------ Exercise materials
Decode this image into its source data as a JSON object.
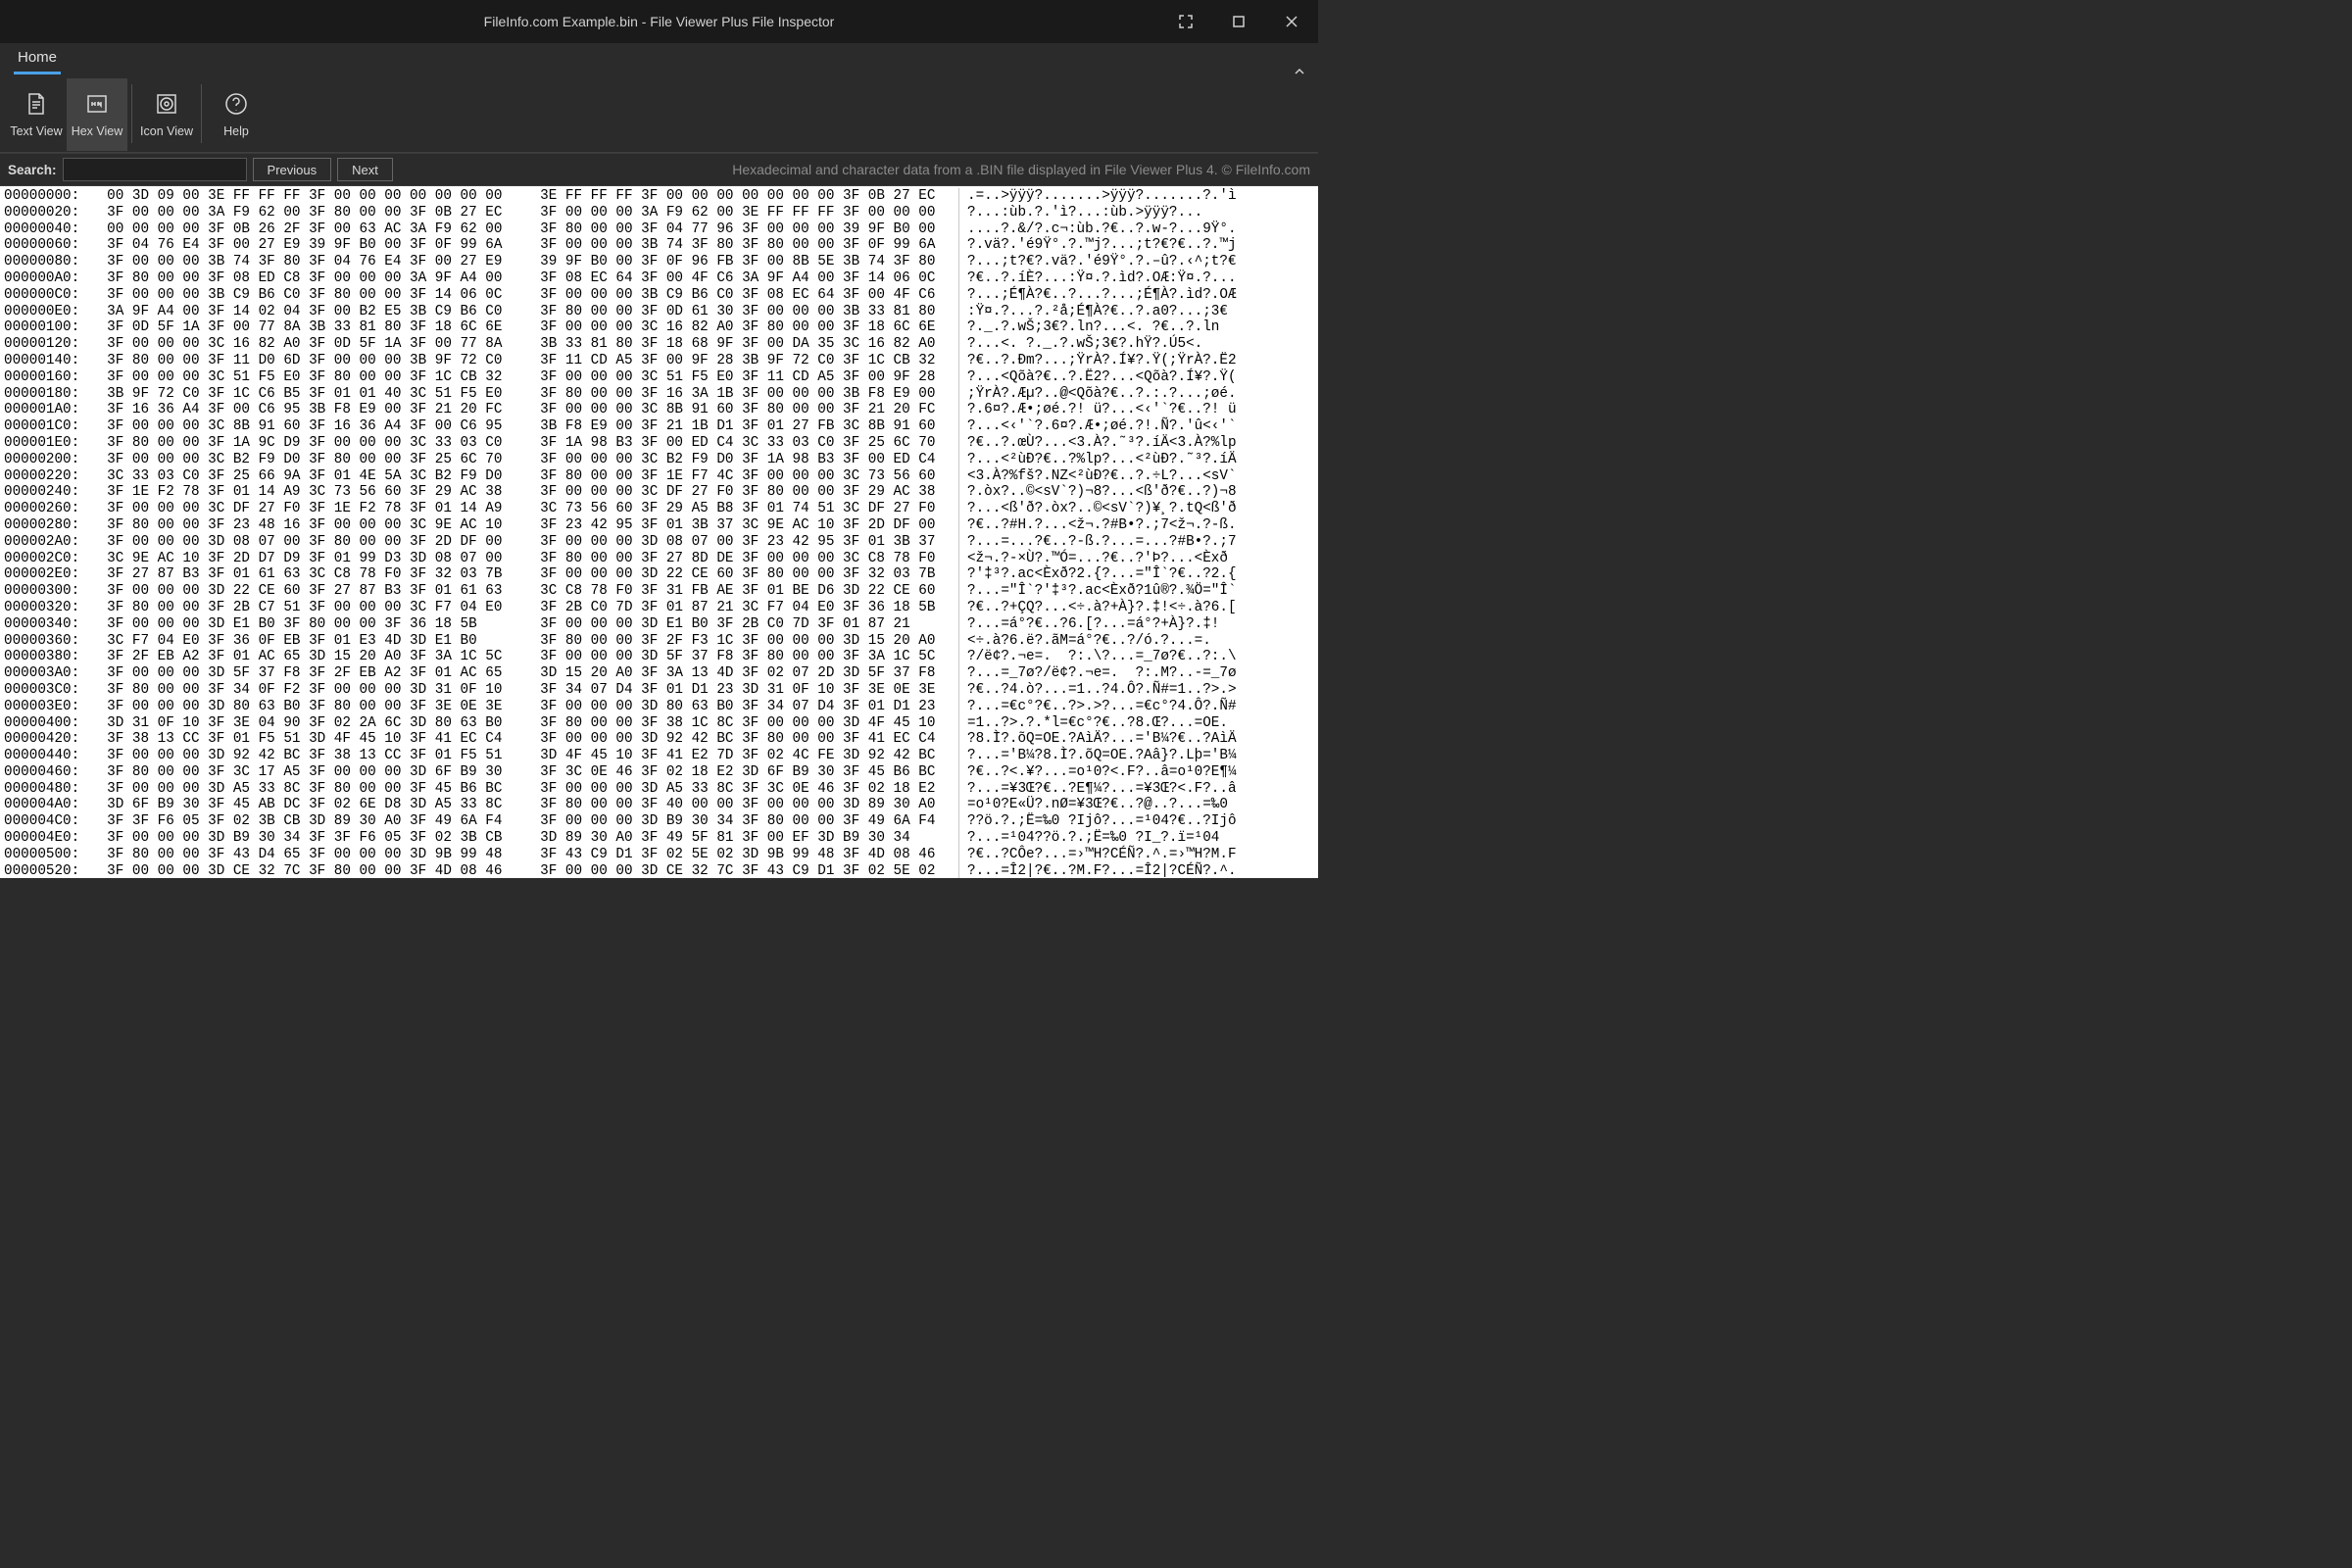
{
  "titlebar": {
    "title": "FileInfo.com Example.bin - File Viewer Plus File Inspector"
  },
  "tabs": {
    "home": "Home"
  },
  "ribbon": {
    "text_view": "Text View",
    "hex_view": "Hex View",
    "icon_view": "Icon View",
    "help": "Help"
  },
  "searchbar": {
    "label": "Search:",
    "value": "",
    "previous": "Previous",
    "next": "Next",
    "info": "Hexadecimal and character data from a .BIN file displayed in File Viewer Plus 4. © FileInfo.com"
  },
  "hex_rows": [
    {
      "offset": "00000000:",
      "b1": "00 3D 09 00 3E FF FF FF 3F 00 00 00 00 00 00 00",
      "b2": "3E FF FF FF 3F 00 00 00 00 00 00 00 3F 0B 27 EC",
      "asc": ".=..>ÿÿÿ?.......>ÿÿÿ?.......?.'ì"
    },
    {
      "offset": "00000020:",
      "b1": "3F 00 00 00 3A F9 62 00 3F 80 00 00 3F 0B 27 EC",
      "b2": "3F 00 00 00 3A F9 62 00 3E FF FF FF 3F 00 00 00",
      "asc": "?...:ùb.?.'ì?...:ùb.>ÿÿÿ?..."
    },
    {
      "offset": "00000040:",
      "b1": "00 00 00 00 3F 0B 26 2F 3F 00 63 AC 3A F9 62 00",
      "b2": "3F 80 00 00 3F 04 77 96 3F 00 00 00 39 9F B0 00",
      "asc": "....?.&/?.c¬:ùb.?€..?.w-?...9Ÿ°."
    },
    {
      "offset": "00000060:",
      "b1": "3F 04 76 E4 3F 00 27 E9 39 9F B0 00 3F 0F 99 6A",
      "b2": "3F 00 00 00 3B 74 3F 80 3F 80 00 00 3F 0F 99 6A",
      "asc": "?.vä?.'é9Ÿ°.?.™j?...;t?€?€..?.™j"
    },
    {
      "offset": "00000080:",
      "b1": "3F 00 00 00 3B 74 3F 80 3F 04 76 E4 3F 00 27 E9",
      "b2": "39 9F B0 00 3F 0F 96 FB 3F 00 8B 5E 3B 74 3F 80",
      "asc": "?...;t?€?.vä?.'é9Ÿ°.?.–û?.‹^;t?€"
    },
    {
      "offset": "000000A0:",
      "b1": "3F 80 00 00 3F 08 ED C8 3F 00 00 00 3A 9F A4 00",
      "b2": "3F 08 EC 64 3F 00 4F C6 3A 9F A4 00 3F 14 06 0C",
      "asc": "?€..?.íÈ?...:Ÿ¤.?.ìd?.OÆ:Ÿ¤.?..."
    },
    {
      "offset": "000000C0:",
      "b1": "3F 00 00 00 3B C9 B6 C0 3F 80 00 00 3F 14 06 0C",
      "b2": "3F 00 00 00 3B C9 B6 C0 3F 08 EC 64 3F 00 4F C6",
      "asc": "?...;É¶À?€..?...?...;É¶À?.ìd?.OÆ"
    },
    {
      "offset": "000000E0:",
      "b1": "3A 9F A4 00 3F 14 02 04 3F 00 B2 E5 3B C9 B6 C0",
      "b2": "3F 80 00 00 3F 0D 61 30 3F 00 00 00 3B 33 81 80",
      "asc": ":Ÿ¤.?...?.²å;É¶À?€..?.a0?...;3€"
    },
    {
      "offset": "00000100:",
      "b1": "3F 0D 5F 1A 3F 00 77 8A 3B 33 81 80 3F 18 6C 6E",
      "b2": "3F 00 00 00 3C 16 82 A0 3F 80 00 00 3F 18 6C 6E",
      "asc": "?._.?.wŠ;3€?.ln?...<. ?€..?.ln"
    },
    {
      "offset": "00000120:",
      "b1": "3F 00 00 00 3C 16 82 A0 3F 0D 5F 1A 3F 00 77 8A",
      "b2": "3B 33 81 80 3F 18 68 9F 3F 00 DA 35 3C 16 82 A0",
      "asc": "?...<. ?._.?.wŠ;3€?.hŸ?.Ú5<. "
    },
    {
      "offset": "00000140:",
      "b1": "3F 80 00 00 3F 11 D0 6D 3F 00 00 00 3B 9F 72 C0",
      "b2": "3F 11 CD A5 3F 00 9F 28 3B 9F 72 C0 3F 1C CB 32",
      "asc": "?€..?.Ðm?...;ŸrÀ?.Í¥?.Ÿ(;ŸrÀ?.Ë2"
    },
    {
      "offset": "00000160:",
      "b1": "3F 00 00 00 3C 51 F5 E0 3F 80 00 00 3F 1C CB 32",
      "b2": "3F 00 00 00 3C 51 F5 E0 3F 11 CD A5 3F 00 9F 28",
      "asc": "?...<Qõà?€..?.Ë2?...<Qõà?.Í¥?.Ÿ("
    },
    {
      "offset": "00000180:",
      "b1": "3B 9F 72 C0 3F 1C C6 B5 3F 01 01 40 3C 51 F5 E0",
      "b2": "3F 80 00 00 3F 16 3A 1B 3F 00 00 00 3B F8 E9 00",
      "asc": ";ŸrÀ?.Æµ?..@<Qõà?€..?.:.?...;øé."
    },
    {
      "offset": "000001A0:",
      "b1": "3F 16 36 A4 3F 00 C6 95 3B F8 E9 00 3F 21 20 FC",
      "b2": "3F 00 00 00 3C 8B 91 60 3F 80 00 00 3F 21 20 FC",
      "asc": "?.6¤?.Æ•;øé.?! ü?...<‹'`?€..?! ü"
    },
    {
      "offset": "000001C0:",
      "b1": "3F 00 00 00 3C 8B 91 60 3F 16 36 A4 3F 00 C6 95",
      "b2": "3B F8 E9 00 3F 21 1B D1 3F 01 27 FB 3C 8B 91 60",
      "asc": "?...<‹'`?.6¤?.Æ•;øé.?!.Ñ?.'û<‹'`"
    },
    {
      "offset": "000001E0:",
      "b1": "3F 80 00 00 3F 1A 9C D9 3F 00 00 00 3C 33 03 C0",
      "b2": "3F 1A 98 B3 3F 00 ED C4 3C 33 03 C0 3F 25 6C 70",
      "asc": "?€..?.œÙ?...<3.À?.˜³?.íÄ<3.À?%lp"
    },
    {
      "offset": "00000200:",
      "b1": "3F 00 00 00 3C B2 F9 D0 3F 80 00 00 3F 25 6C 70",
      "b2": "3F 00 00 00 3C B2 F9 D0 3F 1A 98 B3 3F 00 ED C4",
      "asc": "?...<²ùÐ?€..?%lp?...<²ùÐ?.˜³?.íÄ"
    },
    {
      "offset": "00000220:",
      "b1": "3C 33 03 C0 3F 25 66 9A 3F 01 4E 5A 3C B2 F9 D0",
      "b2": "3F 80 00 00 3F 1E F7 4C 3F 00 00 00 3C 73 56 60",
      "asc": "<3.À?%fš?.NZ<²ùÐ?€..?.÷L?...<sV`"
    },
    {
      "offset": "00000240:",
      "b1": "3F 1E F2 78 3F 01 14 A9 3C 73 56 60 3F 29 AC 38",
      "b2": "3F 00 00 00 3C DF 27 F0 3F 80 00 00 3F 29 AC 38",
      "asc": "?.òx?..©<sV`?)¬8?...<ß'ð?€..?)¬8"
    },
    {
      "offset": "00000260:",
      "b1": "3F 00 00 00 3C DF 27 F0 3F 1E F2 78 3F 01 14 A9",
      "b2": "3C 73 56 60 3F 29 A5 B8 3F 01 74 51 3C DF 27 F0",
      "asc": "?...<ß'ð?.òx?..©<sV`?)¥¸?.tQ<ß'ð"
    },
    {
      "offset": "00000280:",
      "b1": "3F 80 00 00 3F 23 48 16 3F 00 00 00 3C 9E AC 10",
      "b2": "3F 23 42 95 3F 01 3B 37 3C 9E AC 10 3F 2D DF 00",
      "asc": "?€..?#H.?...<ž¬.?#B•?.;7<ž¬.?-ß."
    },
    {
      "offset": "000002A0:",
      "b1": "3F 00 00 00 3D 08 07 00 3F 80 00 00 3F 2D DF 00",
      "b2": "3F 00 00 00 3D 08 07 00 3F 23 42 95 3F 01 3B 37",
      "asc": "?...=...?€..?-ß.?...=...?#B•?.;7"
    },
    {
      "offset": "000002C0:",
      "b1": "3C 9E AC 10 3F 2D D7 D9 3F 01 99 D3 3D 08 07 00",
      "b2": "3F 80 00 00 3F 27 8D DE 3F 00 00 00 3C C8 78 F0",
      "asc": "<ž¬.?-×Ù?.™Ó=...?€..?'Þ?...<Èxð"
    },
    {
      "offset": "000002E0:",
      "b1": "3F 27 87 B3 3F 01 61 63 3C C8 78 F0 3F 32 03 7B",
      "b2": "3F 00 00 00 3D 22 CE 60 3F 80 00 00 3F 32 03 7B",
      "asc": "?'‡³?.ac<Èxð?2.{?...=\"Î`?€..?2.{"
    },
    {
      "offset": "00000300:",
      "b1": "3F 00 00 00 3D 22 CE 60 3F 27 87 B3 3F 01 61 63",
      "b2": "3C C8 78 F0 3F 31 FB AE 3F 01 BE D6 3D 22 CE 60",
      "asc": "?...=\"Î`?'‡³?.ac<Èxð?1û®?.¾Ö=\"Î`"
    },
    {
      "offset": "00000320:",
      "b1": "3F 80 00 00 3F 2B C7 51 3F 00 00 00 3C F7 04 E0",
      "b2": "3F 2B C0 7D 3F 01 87 21 3C F7 04 E0 3F 36 18 5B",
      "asc": "?€..?+ÇQ?...<÷.à?+À}?.‡!<÷.à?6.["
    },
    {
      "offset": "00000340:",
      "b1": "3F 00 00 00 3D E1 B0 3F 80 00 00 3F 36 18 5B",
      "b2": "3F 00 00 00 3D E1 B0 3F 2B C0 7D 3F 01 87 21",
      "asc": "?...=á°?€..?6.[?...=á°?+À}?.‡!"
    },
    {
      "offset": "00000360:",
      "b1": "3C F7 04 E0 3F 36 0F EB 3F 01 E3 4D 3D E1 B0",
      "b2": "3F 80 00 00 3F 2F F3 1C 3F 00 00 00 3D 15 20 A0",
      "asc": "<÷.à?6.ë?.ãM=á°?€..?/ó.?...=.  "
    },
    {
      "offset": "00000380:",
      "b1": "3F 2F EB A2 3F 01 AC 65 3D 15 20 A0 3F 3A 1C 5C",
      "b2": "3F 00 00 00 3D 5F 37 F8 3F 80 00 00 3F 3A 1C 5C",
      "asc": "?/ë¢?.¬e=.  ?:.\\?...=_7ø?€..?:.\\"
    },
    {
      "offset": "000003A0:",
      "b1": "3F 00 00 00 3D 5F 37 F8 3F 2F EB A2 3F 01 AC 65",
      "b2": "3D 15 20 A0 3F 3A 13 4D 3F 02 07 2D 3D 5F 37 F8",
      "asc": "?...=_7ø?/ë¢?.¬e=.  ?:.M?..-=_7ø"
    },
    {
      "offset": "000003C0:",
      "b1": "3F 80 00 00 3F 34 0F F2 3F 00 00 00 3D 31 0F 10",
      "b2": "3F 34 07 D4 3F 01 D1 23 3D 31 0F 10 3F 3E 0E 3E",
      "asc": "?€..?4.ò?...=1..?4.Ô?.Ñ#=1..?>.>"
    },
    {
      "offset": "000003E0:",
      "b1": "3F 00 00 00 3D 80 63 B0 3F 80 00 00 3F 3E 0E 3E",
      "b2": "3F 00 00 00 3D 80 63 B0 3F 34 07 D4 3F 01 D1 23",
      "asc": "?...=€c°?€..?>.>?...=€c°?4.Ô?.Ñ#"
    },
    {
      "offset": "00000400:",
      "b1": "3D 31 0F 10 3F 3E 04 90 3F 02 2A 6C 3D 80 63 B0",
      "b2": "3F 80 00 00 3F 38 1C 8C 3F 00 00 00 3D 4F 45 10",
      "asc": "=1..?>.?.*l=€c°?€..?8.Œ?...=OE."
    },
    {
      "offset": "00000420:",
      "b1": "3F 38 13 CC 3F 01 F5 51 3D 4F 45 10 3F 41 EC C4",
      "b2": "3F 00 00 00 3D 92 42 BC 3F 80 00 00 3F 41 EC C4",
      "asc": "?8.Ì?.õQ=OE.?AìÄ?...='B¼?€..?AìÄ"
    },
    {
      "offset": "00000440:",
      "b1": "3F 00 00 00 3D 92 42 BC 3F 38 13 CC 3F 01 F5 51",
      "b2": "3D 4F 45 10 3F 41 E2 7D 3F 02 4C FE 3D 92 42 BC",
      "asc": "?...='B¼?8.Ì?.õQ=OE.?Aâ}?.Lþ='B¼"
    },
    {
      "offset": "00000460:",
      "b1": "3F 80 00 00 3F 3C 17 A5 3F 00 00 00 3D 6F B9 30",
      "b2": "3F 3C 0E 46 3F 02 18 E2 3D 6F B9 30 3F 45 B6 BC",
      "asc": "?€..?<.¥?...=o¹0?<.F?..â=o¹0?E¶¼"
    },
    {
      "offset": "00000480:",
      "b1": "3F 00 00 00 3D A5 33 8C 3F 80 00 00 3F 45 B6 BC",
      "b2": "3F 00 00 00 3D A5 33 8C 3F 3C 0E 46 3F 02 18 E2",
      "asc": "?...=¥3Œ?€..?E¶¼?...=¥3Œ?<.F?..â"
    },
    {
      "offset": "000004A0:",
      "b1": "3D 6F B9 30 3F 45 AB DC 3F 02 6E D8 3D A5 33 8C",
      "b2": "3F 80 00 00 3F 40 00 00 3F 00 00 00 3D 89 30 A0",
      "asc": "=o¹0?E«Ü?.nØ=¥3Œ?€..?@..?...=‰0 "
    },
    {
      "offset": "000004C0:",
      "b1": "3F 3F F6 05 3F 02 3B CB 3D 89 30 A0 3F 49 6A F4",
      "b2": "3F 00 00 00 3D B9 30 34 3F 80 00 00 3F 49 6A F4",
      "asc": "??ö.?.;Ë=‰0 ?Ijô?...=¹04?€..?Ijô"
    },
    {
      "offset": "000004E0:",
      "b1": "3F 00 00 00 3D B9 30 34 3F 3F F6 05 3F 02 3B CB",
      "b2": "3D 89 30 A0 3F 49 5F 81 3F 00 EF 3D B9 30 34",
      "asc": "?...=¹04??ö.?.;Ë=‰0 ?I_?.ï=¹04"
    },
    {
      "offset": "00000500:",
      "b1": "3F 80 00 00 3F 43 D4 65 3F 00 00 00 3D 9B 99 48",
      "b2": "3F 43 C9 D1 3F 02 5E 02 3D 9B 99 48 3F 4D 08 46",
      "asc": "?€..?CÔe?...=›™H?CÉÑ?.^.=›™H?M.F"
    },
    {
      "offset": "00000520:",
      "b1": "3F 00 00 00 3D CE 32 7C 3F 80 00 00 3F 4D 08 46",
      "b2": "3F 00 00 00 3D CE 32 7C 3F 43 C9 D1 3F 02 5E 02",
      "asc": "?...=Î2|?€..?M.F?...=Î2|?CÉÑ?.^."
    }
  ]
}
------------
Task goal
Count the lines above that contain the word "data", and reply with only that number.

Completed task
2